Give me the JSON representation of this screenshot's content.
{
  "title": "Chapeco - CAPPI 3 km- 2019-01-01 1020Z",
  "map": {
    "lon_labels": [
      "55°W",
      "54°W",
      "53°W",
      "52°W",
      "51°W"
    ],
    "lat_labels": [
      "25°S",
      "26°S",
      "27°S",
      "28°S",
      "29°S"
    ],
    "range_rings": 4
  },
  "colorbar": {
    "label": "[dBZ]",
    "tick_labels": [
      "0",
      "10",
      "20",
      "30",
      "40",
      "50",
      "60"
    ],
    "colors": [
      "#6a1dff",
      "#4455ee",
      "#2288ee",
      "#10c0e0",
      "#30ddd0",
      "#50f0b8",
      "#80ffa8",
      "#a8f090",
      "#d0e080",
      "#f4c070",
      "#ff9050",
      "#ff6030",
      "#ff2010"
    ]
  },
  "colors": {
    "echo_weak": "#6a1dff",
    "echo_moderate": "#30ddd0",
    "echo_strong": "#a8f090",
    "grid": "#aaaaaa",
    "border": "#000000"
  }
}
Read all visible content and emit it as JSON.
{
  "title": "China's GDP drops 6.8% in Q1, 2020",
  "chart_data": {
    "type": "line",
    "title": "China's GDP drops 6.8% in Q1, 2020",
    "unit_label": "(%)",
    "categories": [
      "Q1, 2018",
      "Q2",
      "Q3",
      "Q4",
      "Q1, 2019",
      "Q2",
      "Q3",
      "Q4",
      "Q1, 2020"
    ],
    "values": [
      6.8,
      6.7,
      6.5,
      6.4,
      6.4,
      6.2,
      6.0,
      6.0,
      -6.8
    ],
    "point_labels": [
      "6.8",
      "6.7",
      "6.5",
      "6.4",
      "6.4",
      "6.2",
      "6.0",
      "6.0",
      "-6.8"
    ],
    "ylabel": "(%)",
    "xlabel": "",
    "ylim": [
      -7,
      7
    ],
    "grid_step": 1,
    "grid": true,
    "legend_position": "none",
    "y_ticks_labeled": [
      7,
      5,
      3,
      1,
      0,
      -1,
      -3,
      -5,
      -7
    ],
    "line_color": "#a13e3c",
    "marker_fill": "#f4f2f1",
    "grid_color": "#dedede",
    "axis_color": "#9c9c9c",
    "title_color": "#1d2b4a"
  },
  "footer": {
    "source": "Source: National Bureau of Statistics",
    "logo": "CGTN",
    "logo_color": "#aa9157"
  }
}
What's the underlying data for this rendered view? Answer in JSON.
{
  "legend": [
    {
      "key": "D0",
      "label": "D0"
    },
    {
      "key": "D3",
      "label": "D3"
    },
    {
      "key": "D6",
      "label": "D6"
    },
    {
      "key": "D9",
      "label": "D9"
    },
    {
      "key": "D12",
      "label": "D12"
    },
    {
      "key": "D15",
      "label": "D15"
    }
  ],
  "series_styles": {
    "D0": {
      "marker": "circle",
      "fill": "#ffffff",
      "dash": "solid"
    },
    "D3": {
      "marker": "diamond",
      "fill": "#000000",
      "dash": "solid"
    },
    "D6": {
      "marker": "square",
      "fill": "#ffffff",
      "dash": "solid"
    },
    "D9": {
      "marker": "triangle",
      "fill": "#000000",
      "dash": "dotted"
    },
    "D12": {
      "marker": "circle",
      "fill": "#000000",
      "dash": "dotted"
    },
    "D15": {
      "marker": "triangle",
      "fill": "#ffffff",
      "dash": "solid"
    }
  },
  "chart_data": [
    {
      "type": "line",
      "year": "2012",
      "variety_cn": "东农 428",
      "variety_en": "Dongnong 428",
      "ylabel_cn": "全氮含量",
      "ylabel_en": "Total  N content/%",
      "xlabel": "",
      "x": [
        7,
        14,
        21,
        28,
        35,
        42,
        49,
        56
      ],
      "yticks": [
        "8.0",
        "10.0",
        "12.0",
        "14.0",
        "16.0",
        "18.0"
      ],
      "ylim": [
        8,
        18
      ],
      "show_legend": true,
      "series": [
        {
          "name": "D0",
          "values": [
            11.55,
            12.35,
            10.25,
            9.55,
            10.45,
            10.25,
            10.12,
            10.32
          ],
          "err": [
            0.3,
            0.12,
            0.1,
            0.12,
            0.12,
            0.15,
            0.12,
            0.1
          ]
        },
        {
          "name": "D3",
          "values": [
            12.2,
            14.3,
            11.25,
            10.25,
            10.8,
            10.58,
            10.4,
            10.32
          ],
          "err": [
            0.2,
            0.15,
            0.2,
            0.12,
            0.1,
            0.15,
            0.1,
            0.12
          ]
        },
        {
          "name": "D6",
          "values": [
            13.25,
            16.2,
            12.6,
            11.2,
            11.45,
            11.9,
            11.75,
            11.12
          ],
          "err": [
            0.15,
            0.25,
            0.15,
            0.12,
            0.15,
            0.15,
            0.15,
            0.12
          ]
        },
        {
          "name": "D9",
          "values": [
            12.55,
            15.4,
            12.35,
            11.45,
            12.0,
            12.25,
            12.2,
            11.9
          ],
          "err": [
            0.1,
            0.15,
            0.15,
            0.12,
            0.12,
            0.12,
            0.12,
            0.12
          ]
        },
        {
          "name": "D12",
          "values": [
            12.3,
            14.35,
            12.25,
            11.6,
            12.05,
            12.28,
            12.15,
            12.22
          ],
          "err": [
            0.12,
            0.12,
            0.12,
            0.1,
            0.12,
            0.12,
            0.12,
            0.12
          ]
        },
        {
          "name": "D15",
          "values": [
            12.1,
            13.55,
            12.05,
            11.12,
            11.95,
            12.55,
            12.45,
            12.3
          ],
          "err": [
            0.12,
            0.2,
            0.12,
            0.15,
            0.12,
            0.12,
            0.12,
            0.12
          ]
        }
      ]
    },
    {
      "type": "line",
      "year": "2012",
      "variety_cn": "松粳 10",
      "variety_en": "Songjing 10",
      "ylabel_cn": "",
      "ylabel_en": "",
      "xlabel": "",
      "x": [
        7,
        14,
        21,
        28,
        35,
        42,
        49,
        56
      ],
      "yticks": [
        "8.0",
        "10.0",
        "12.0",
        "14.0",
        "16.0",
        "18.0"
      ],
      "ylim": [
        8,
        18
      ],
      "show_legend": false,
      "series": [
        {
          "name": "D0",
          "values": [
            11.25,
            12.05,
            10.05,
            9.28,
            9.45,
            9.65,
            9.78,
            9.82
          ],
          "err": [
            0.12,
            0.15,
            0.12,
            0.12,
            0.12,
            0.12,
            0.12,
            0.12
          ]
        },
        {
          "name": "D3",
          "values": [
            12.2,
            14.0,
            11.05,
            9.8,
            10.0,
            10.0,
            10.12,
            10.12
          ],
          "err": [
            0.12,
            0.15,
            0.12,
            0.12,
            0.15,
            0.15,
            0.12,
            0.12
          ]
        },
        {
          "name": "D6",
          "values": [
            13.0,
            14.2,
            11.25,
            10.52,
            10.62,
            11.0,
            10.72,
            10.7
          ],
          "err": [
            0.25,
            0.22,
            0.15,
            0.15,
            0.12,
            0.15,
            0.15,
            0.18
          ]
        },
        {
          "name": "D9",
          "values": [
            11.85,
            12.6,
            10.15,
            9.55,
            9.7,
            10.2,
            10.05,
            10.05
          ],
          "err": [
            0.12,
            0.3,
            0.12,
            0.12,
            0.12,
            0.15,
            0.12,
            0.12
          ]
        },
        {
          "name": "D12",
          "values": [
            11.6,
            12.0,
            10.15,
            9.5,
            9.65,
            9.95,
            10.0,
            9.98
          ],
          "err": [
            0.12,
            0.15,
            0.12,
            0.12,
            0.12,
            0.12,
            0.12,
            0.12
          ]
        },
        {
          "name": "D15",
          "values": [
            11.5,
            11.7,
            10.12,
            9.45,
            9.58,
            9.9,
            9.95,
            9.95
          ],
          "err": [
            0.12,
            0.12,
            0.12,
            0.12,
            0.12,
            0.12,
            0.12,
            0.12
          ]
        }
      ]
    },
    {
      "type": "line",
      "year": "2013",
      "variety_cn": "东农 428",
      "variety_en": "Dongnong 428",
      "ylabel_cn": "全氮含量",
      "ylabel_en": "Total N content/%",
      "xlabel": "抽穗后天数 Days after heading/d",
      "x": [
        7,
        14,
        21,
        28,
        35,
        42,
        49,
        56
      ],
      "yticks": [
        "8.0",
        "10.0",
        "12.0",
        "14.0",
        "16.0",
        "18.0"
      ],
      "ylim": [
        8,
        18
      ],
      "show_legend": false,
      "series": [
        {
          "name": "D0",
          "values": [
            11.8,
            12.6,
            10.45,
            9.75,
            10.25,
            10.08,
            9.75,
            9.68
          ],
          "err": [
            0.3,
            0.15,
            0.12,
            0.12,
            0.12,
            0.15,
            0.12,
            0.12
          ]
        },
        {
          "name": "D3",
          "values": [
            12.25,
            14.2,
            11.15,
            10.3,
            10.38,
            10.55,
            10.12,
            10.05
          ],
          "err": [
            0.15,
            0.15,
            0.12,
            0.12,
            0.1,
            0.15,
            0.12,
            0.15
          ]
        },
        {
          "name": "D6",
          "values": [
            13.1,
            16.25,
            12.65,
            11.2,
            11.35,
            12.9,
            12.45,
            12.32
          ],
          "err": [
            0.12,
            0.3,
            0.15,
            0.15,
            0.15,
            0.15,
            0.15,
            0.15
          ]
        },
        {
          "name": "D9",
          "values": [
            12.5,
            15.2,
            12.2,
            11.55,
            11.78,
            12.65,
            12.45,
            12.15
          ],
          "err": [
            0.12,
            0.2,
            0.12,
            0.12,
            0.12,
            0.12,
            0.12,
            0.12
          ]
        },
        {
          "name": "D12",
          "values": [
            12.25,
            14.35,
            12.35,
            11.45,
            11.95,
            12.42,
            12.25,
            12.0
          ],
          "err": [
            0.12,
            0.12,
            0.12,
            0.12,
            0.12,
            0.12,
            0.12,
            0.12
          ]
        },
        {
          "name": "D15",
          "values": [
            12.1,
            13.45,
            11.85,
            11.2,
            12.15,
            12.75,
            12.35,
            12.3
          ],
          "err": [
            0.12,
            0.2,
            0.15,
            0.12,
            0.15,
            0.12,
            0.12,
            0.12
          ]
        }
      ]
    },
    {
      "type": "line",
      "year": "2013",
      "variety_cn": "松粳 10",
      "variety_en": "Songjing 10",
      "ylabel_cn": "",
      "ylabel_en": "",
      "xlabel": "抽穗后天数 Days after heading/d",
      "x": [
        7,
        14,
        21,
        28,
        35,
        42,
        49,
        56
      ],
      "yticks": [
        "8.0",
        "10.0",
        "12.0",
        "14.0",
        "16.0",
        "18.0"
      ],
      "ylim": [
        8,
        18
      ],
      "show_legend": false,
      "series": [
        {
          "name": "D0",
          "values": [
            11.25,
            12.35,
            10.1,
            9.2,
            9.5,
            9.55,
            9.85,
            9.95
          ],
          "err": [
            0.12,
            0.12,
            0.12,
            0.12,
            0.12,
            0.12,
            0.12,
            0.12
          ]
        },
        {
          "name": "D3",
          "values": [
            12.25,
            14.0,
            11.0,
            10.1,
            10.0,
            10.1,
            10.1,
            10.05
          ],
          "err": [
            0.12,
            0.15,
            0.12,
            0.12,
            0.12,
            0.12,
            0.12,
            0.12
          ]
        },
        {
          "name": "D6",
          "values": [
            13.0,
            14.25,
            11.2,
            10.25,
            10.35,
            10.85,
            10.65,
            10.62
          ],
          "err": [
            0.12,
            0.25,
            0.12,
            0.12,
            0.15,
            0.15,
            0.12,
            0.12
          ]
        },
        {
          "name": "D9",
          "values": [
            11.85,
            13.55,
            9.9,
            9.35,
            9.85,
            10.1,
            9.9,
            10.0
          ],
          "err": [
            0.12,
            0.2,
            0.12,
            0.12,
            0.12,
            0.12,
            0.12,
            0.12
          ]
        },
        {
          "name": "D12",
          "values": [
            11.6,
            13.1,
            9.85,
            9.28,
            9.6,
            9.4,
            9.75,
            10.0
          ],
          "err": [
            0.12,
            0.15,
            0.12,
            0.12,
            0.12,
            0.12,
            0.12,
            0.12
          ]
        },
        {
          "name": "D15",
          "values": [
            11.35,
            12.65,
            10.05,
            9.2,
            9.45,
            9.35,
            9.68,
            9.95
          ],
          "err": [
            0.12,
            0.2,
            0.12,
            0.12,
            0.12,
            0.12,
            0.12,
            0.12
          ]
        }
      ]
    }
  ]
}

----------

Requirements: Copy all lines from the listing that contain "China".

Finished answer:
  "title": "China's GDP drops 6.8% in Q1, 2020",
    "title": "China's GDP drops 6.8% in Q1, 2020",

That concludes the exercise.